TEXT:
单项选择题

The Knowledge Is Power Program, the most successful charter school (特许学校)network, has a new official name, KIPP, and a new approach to raising achievement for disadvantaged children. In its first decade the network focused on creating middle schools that started with fifth graders two or three years below grade level and got them up to speed by eighth grade. Now it is opening elementary schools so it can start raising achievement in pre-kindergarten and kindergarten.
The thought is that by fifth grade there will be no need for hero teachers who work ten hours a day, plus summers and some Saturdays, to save kids who have fallen so far behind. There will be less stress on staff and more hope for kids.
It makes sense. But I see a problem. What happens to the many fifth graders who are still far behind but find the doors to KIPP, or any of the other successful charters, are closed because they filled those classes back in pre-K and kindergarten
The most effective regular and charter public schools have been experimenting with every promising way to rescue kids who have reached middle or high school still unable to read and write well enough to study independently. If they no longer need to deal with struggling older children, we have lost a great resource for figuring out how to help them.

RECORD SET:
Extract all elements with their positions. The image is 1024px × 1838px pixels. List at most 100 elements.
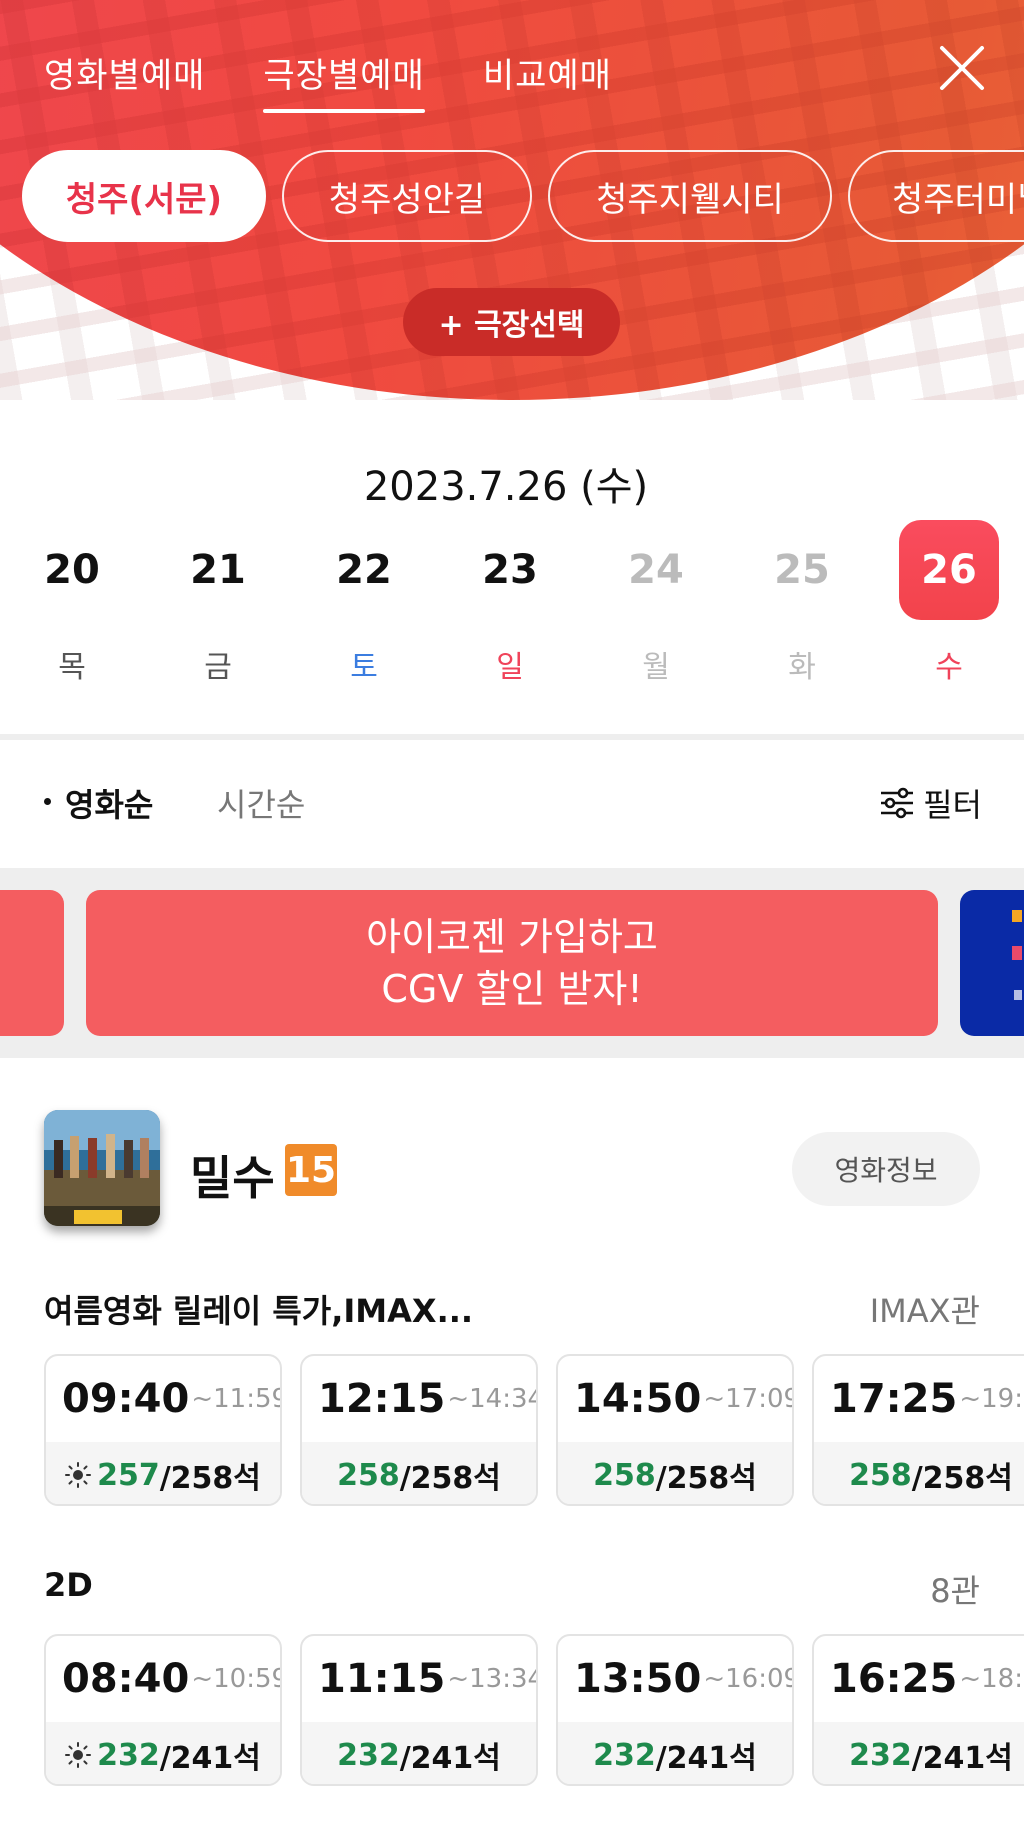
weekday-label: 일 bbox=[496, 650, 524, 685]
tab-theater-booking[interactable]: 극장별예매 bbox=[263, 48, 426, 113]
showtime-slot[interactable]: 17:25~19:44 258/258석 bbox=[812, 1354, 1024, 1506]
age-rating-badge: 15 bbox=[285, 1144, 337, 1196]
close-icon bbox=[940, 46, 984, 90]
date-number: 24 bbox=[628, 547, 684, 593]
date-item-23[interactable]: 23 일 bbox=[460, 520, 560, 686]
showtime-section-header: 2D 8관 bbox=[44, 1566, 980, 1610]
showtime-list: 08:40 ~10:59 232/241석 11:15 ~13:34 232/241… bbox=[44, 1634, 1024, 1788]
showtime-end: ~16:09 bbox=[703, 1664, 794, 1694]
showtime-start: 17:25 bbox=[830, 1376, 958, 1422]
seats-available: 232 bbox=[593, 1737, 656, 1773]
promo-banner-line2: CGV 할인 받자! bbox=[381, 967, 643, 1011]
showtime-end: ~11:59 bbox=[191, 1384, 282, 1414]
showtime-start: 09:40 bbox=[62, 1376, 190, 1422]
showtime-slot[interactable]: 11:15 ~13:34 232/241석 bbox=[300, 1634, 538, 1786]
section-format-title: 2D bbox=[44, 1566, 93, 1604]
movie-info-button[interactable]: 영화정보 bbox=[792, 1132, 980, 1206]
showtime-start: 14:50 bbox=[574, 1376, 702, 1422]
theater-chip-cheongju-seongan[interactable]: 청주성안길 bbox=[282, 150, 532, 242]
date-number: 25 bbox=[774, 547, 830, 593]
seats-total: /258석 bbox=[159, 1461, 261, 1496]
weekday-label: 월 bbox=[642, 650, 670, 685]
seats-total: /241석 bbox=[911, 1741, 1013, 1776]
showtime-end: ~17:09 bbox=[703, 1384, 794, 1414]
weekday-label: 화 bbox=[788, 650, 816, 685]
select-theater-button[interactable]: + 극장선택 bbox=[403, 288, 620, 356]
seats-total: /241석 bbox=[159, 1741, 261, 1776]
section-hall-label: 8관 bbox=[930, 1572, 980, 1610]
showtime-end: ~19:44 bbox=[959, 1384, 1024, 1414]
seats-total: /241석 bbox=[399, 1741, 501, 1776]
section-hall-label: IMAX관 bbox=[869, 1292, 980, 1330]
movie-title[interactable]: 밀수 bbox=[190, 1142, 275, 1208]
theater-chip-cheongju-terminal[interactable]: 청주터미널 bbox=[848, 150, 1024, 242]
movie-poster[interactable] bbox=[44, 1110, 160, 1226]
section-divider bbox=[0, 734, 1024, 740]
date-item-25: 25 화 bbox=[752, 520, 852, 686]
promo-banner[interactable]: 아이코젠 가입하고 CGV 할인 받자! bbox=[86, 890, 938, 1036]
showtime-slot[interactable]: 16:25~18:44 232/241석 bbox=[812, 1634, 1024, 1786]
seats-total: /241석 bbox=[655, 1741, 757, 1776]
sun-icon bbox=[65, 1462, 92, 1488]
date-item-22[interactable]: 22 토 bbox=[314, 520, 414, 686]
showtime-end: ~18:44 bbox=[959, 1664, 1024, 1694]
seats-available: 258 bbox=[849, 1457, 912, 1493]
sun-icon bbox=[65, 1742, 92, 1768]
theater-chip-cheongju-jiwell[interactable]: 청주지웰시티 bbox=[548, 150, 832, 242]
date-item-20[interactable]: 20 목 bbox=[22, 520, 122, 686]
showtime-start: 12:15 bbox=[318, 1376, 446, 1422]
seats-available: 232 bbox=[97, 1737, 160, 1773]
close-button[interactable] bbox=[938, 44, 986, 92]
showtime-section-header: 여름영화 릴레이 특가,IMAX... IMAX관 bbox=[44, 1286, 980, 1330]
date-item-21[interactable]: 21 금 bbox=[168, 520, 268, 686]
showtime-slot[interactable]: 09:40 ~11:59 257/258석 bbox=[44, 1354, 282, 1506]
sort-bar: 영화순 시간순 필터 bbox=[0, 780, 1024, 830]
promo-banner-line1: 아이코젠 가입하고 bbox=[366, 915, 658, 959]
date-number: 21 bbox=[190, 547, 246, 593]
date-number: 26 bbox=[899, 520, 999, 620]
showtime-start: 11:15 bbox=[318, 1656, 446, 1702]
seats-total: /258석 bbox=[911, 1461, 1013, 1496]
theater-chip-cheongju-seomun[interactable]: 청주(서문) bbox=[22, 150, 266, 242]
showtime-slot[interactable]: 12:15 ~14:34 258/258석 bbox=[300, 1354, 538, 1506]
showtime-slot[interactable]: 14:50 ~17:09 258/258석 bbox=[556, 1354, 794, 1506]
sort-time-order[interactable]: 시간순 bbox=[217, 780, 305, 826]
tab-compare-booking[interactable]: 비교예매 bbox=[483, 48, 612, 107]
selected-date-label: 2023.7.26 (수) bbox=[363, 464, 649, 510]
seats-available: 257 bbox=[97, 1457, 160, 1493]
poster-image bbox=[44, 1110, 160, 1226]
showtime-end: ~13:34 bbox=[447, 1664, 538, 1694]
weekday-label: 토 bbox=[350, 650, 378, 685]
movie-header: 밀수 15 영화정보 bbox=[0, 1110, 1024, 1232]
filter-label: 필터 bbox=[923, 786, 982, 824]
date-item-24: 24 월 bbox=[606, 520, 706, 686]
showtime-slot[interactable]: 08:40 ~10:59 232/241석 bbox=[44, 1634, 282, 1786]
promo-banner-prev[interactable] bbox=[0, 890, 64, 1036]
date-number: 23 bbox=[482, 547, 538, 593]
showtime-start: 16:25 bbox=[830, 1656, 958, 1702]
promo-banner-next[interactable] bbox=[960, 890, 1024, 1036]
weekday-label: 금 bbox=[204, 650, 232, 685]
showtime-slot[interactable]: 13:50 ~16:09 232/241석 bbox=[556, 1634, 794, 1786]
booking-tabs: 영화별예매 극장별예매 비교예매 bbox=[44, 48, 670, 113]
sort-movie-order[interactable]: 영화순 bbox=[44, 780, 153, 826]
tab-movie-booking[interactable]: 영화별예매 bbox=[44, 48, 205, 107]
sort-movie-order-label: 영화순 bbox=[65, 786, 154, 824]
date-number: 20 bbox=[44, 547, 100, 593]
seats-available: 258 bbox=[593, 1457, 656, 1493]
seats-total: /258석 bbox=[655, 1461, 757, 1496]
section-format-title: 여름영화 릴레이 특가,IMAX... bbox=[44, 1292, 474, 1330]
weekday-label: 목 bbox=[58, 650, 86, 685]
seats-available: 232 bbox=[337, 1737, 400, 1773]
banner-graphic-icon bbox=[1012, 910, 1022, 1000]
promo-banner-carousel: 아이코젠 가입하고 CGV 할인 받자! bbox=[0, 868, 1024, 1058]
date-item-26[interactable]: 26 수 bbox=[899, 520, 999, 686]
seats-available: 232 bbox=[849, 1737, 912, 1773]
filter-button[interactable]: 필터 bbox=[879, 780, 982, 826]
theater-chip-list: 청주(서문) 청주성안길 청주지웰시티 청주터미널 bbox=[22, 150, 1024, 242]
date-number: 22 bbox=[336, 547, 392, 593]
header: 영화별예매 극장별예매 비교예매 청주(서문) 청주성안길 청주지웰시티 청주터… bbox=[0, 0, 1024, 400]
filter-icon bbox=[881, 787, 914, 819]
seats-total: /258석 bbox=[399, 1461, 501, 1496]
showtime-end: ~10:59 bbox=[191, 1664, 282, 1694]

REQUIRED ACTIONS:
(a) Lay out the listing entries as a numbered list, beginning with the line containing "weekday-label: 일 bbox=[496, 650, 524, 685]" and ending with the line containing "seats-total: /241석 bbox=[399, 1741, 501, 1776]", both included, with blank lines omitted.
(b) Carry on the passage about KIPP's shift toward elementary schools from its final sentence.

EXERCISE RESPONSES:
(a)
1. weekday-label: 일 bbox=[496, 650, 524, 685]
2. tab-theater-booking[interactable]: 극장별예매 bbox=[263, 48, 426, 113]
3. showtime-slot[interactable]: 17:25~19:44 258/258석 bbox=[812, 1354, 1024, 1506]
4. age-rating-badge: 15 bbox=[285, 1144, 337, 1196]
5. close-icon bbox=[940, 46, 984, 90]
6. date-number: 24 bbox=[628, 547, 684, 593]
7. date-item-23[interactable]: 23 일 bbox=[460, 520, 560, 686]
8. showtime-section-header: 2D 8관 bbox=[44, 1566, 980, 1610]
9. showtime-list: 08:40 ~10:59 232/241석 11:15 ~13:34 232/241… bbox=[44, 1634, 1024, 1788]
10. showtime-end: ~16:09 bbox=[703, 1664, 794, 1694]
11. showtime-start: 17:25 bbox=[830, 1376, 958, 1422]
12. seats-available: 232 bbox=[593, 1737, 656, 1773]
13. promo-banner-line2: CGV 할인 받자! bbox=[381, 967, 643, 1011]
14. showtime-end: ~11:59 bbox=[191, 1384, 282, 1414]
15. showtime-start: 09:40 bbox=[62, 1376, 190, 1422]
16. showtime-slot[interactable]: 11:15 ~13:34 232/241석 bbox=[300, 1634, 538, 1786]
17. section-format-title: 2D bbox=[44, 1566, 93, 1604]
18. movie-info-button[interactable]: 영화정보 bbox=[792, 1132, 980, 1206]
19. showtime-start: 14:50 bbox=[574, 1376, 702, 1422]
20. theater-chip-cheongju-seongan[interactable]: 청주성안길 bbox=[282, 150, 532, 242]
21. date-number: 25 bbox=[774, 547, 830, 593]
22. seats-total: /258석 bbox=[159, 1461, 261, 1496]
23. weekday-label: 월 bbox=[642, 650, 670, 685]
24. seats-total: /241석 bbox=[911, 1741, 1013, 1776]
25. showtime-end: ~17:09 bbox=[703, 1384, 794, 1414]
26. weekday-label: 화 bbox=[788, 650, 816, 685]
27. select-theater-button[interactable]: + 극장선택 bbox=[403, 288, 620, 356]
28. seats-total: /241석 bbox=[159, 1741, 261, 1776]
29. section-hall-label: 8관 bbox=[930, 1572, 980, 1610]
30. showtime-end: ~19:44 bbox=[959, 1384, 1024, 1414]
31. seats-total: /241석 bbox=[399, 1741, 501, 1776]

(b)
KIPP co-founders Mike Feinberg and Dave Levin said they share my concern about their new approach freezing out middle schoolers who need them and promise to admit older students if their families continue to enroll them.
Susan Schaeffler, a leader of KIPP, said she took in kids at every grade level this year, and looked for ways to raise them to KIPP standards. KIPP is too small to ever be the savior of inner city schools, but it can help the regular schools that must play that role see how they might do it.
KIPP co-founders Mike Feinberg and Dave Levin promise to ______.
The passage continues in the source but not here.